# DO THIS
Pictures do not belong in your copy. Repeat all the other data exactly.

# DATA TO USE
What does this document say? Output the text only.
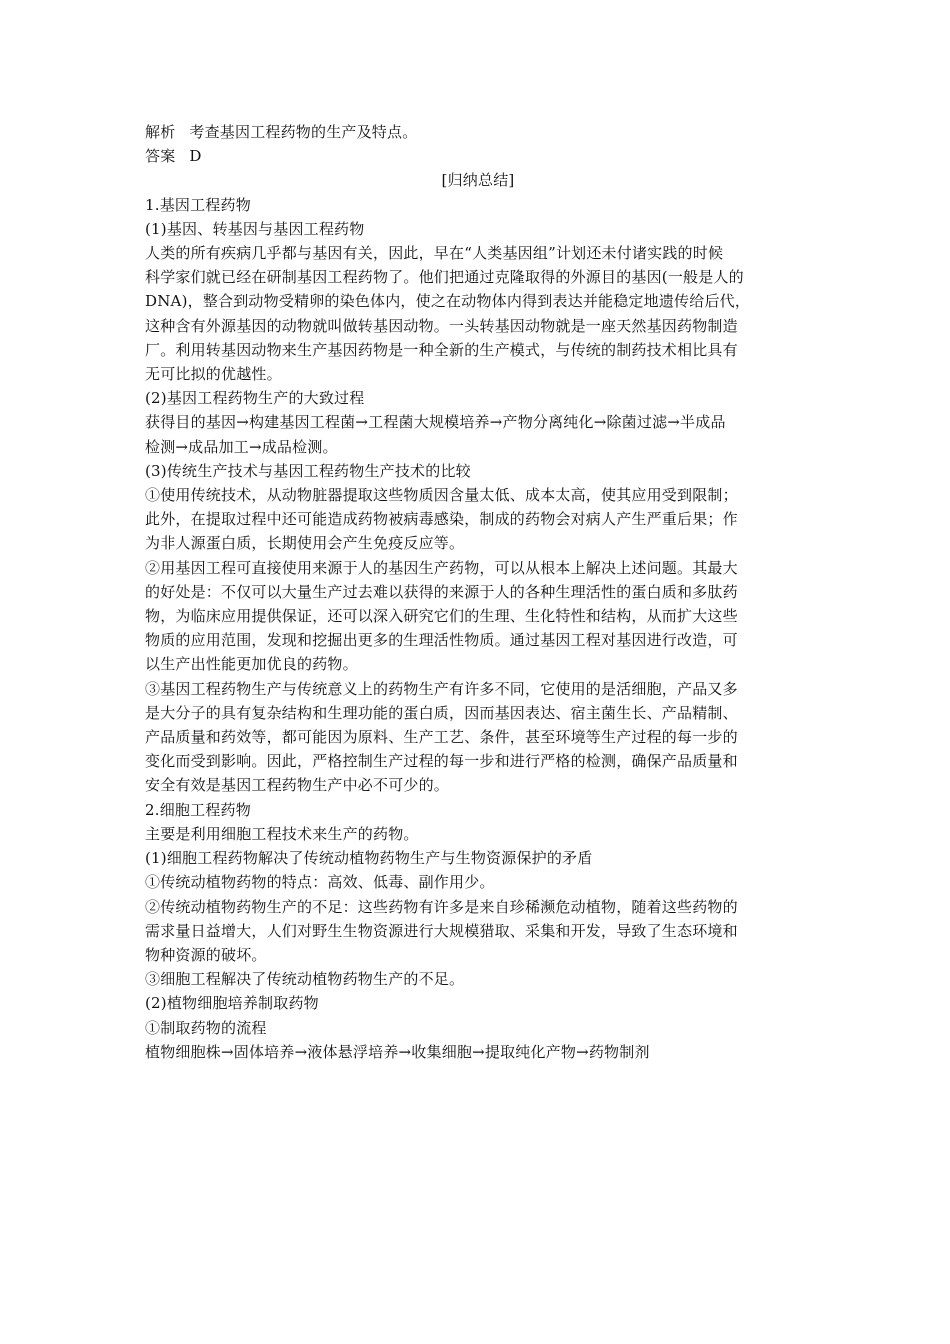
解析 考查基因工程药物的生产及特点。
答案 D
[归纳总结]
1.基因工程药物
(1)基因、转基因与基因工程药物
人类的所有疾病几乎都与基因有关，因此，早在“人类基因组”计划还未付诸实践的时候
科学家们就已经在研制基因工程药物了。他们把通过克隆取得的外源目的基因(一般是人的
DNA)，整合到动物受精卵的染色体内，使之在动物体内得到表达并能稳定地遗传给后代，
这种含有外源基因的动物就叫做转基因动物。一头转基因动物就是一座天然基因药物制造
厂。利用转基因动物来生产基因药物是一种全新的生产模式，与传统的制药技术相比具有
无可比拟的优越性。
(2)基因工程药物生产的大致过程
获得目的基因→构建基因工程菌→工程菌大规模培养→产物分离纯化→除菌过滤→半成品
检测→成品加工→成品检测。
(3)传统生产技术与基因工程药物生产技术的比较
①使用传统技术，从动物脏器提取这些物质因含量太低、成本太高，使其应用受到限制；
此外，在提取过程中还可能造成药物被病毒感染，制成的药物会对病人产生严重后果；作
为非人源蛋白质，长期使用会产生免疫反应等。
②用基因工程可直接使用来源于人的基因生产药物，可以从根本上解决上述问题。其最大
的好处是：不仅可以大量生产过去难以获得的来源于人的各种生理活性的蛋白质和多肽药
物，为临床应用提供保证，还可以深入研究它们的生理、生化特性和结构，从而扩大这些
物质的应用范围，发现和挖掘出更多的生理活性物质。通过基因工程对基因进行改造，可
以生产出性能更加优良的药物。
③基因工程药物生产与传统意义上的药物生产有许多不同，它使用的是活细胞，产品又多
是大分子的具有复杂结构和生理功能的蛋白质，因而基因表达、宿主菌生长、产品精制、
产品质量和药效等，都可能因为原料、生产工艺、条件，甚至环境等生产过程的每一步的
变化而受到影响。因此，严格控制生产过程的每一步和进行严格的检测，确保产品质量和
安全有效是基因工程药物生产中必不可少的。
2.细胞工程药物
主要是利用细胞工程技术来生产的药物。
(1)细胞工程药物解决了传统动植物药物生产与生物资源保护的矛盾
①传统动植物药物的特点：高效、低毒、副作用少。
②传统动植物药物生产的不足：这些药物有许多是来自珍稀濒危动植物，随着这些药物的
需求量日益增大，人们对野生生物资源进行大规模猎取、采集和开发，导致了生态环境和
物种资源的破坏。
③细胞工程解决了传统动植物药物生产的不足。
(2)植物细胞培养制取药物
①制取药物的流程
植物细胞株→固体培养→液体悬浮培养→收集细胞→提取纯化产物→药物制剂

# TASK ANSWER
What does this document say? Output the text only.
解析 考查基因工程药物的生产及特点。
答案 D
[归纳总结]
1.基因工程药物
(1)基因、转基因与基因工程药物
人类的所有疾病几乎都与基因有关，因此，早在“人类基因组”计划还未付诸实践的时候
科学家们就已经在研制基因工程药物了。他们把通过克隆取得的外源目的基因(一般是人的
DNA)，整合到动物受精卵的染色体内，使之在动物体内得到表达并能稳定地遗传给后代，
这种含有外源基因的动物就叫做转基因动物。一头转基因动物就是一座天然基因药物制造
厂。利用转基因动物来生产基因药物是一种全新的生产模式，与传统的制药技术相比具有
无可比拟的优越性。
(2)基因工程药物生产的大致过程
获得目的基因→构建基因工程菌→工程菌大规模培养→产物分离纯化→除菌过滤→半成品
检测→成品加工→成品检测。
(3)传统生产技术与基因工程药物生产技术的比较
①使用传统技术，从动物脏器提取这些物质因含量太低、成本太高，使其应用受到限制；
此外，在提取过程中还可能造成药物被病毒感染，制成的药物会对病人产生严重后果；作
为非人源蛋白质，长期使用会产生免疫反应等。
②用基因工程可直接使用来源于人的基因生产药物，可以从根本上解决上述问题。其最大
的好处是：不仅可以大量生产过去难以获得的来源于人的各种生理活性的蛋白质和多肽药
物，为临床应用提供保证，还可以深入研究它们的生理、生化特性和结构，从而扩大这些
物质的应用范围，发现和挖掘出更多的生理活性物质。通过基因工程对基因进行改造，可
以生产出性能更加优良的药物。
③基因工程药物生产与传统意义上的药物生产有许多不同，它使用的是活细胞，产品又多
是大分子的具有复杂结构和生理功能的蛋白质，因而基因表达、宿主菌生长、产品精制、
产品质量和药效等，都可能因为原料、生产工艺、条件，甚至环境等生产过程的每一步的
变化而受到影响。因此，严格控制生产过程的每一步和进行严格的检测，确保产品质量和
安全有效是基因工程药物生产中必不可少的。
2.细胞工程药物
主要是利用细胞工程技术来生产的药物。
(1)细胞工程药物解决了传统动植物药物生产与生物资源保护的矛盾
①传统动植物药物的特点：高效、低毒、副作用少。
②传统动植物药物生产的不足：这些药物有许多是来自珍稀濒危动植物，随着这些药物的
需求量日益增大，人们对野生生物资源进行大规模猎取、采集和开发，导致了生态环境和
物种资源的破坏。
③细胞工程解决了传统动植物药物生产的不足。
(2)植物细胞培养制取药物
①制取药物的流程
植物细胞株→固体培养→液体悬浮培养→收集细胞→提取纯化产物→药物制剂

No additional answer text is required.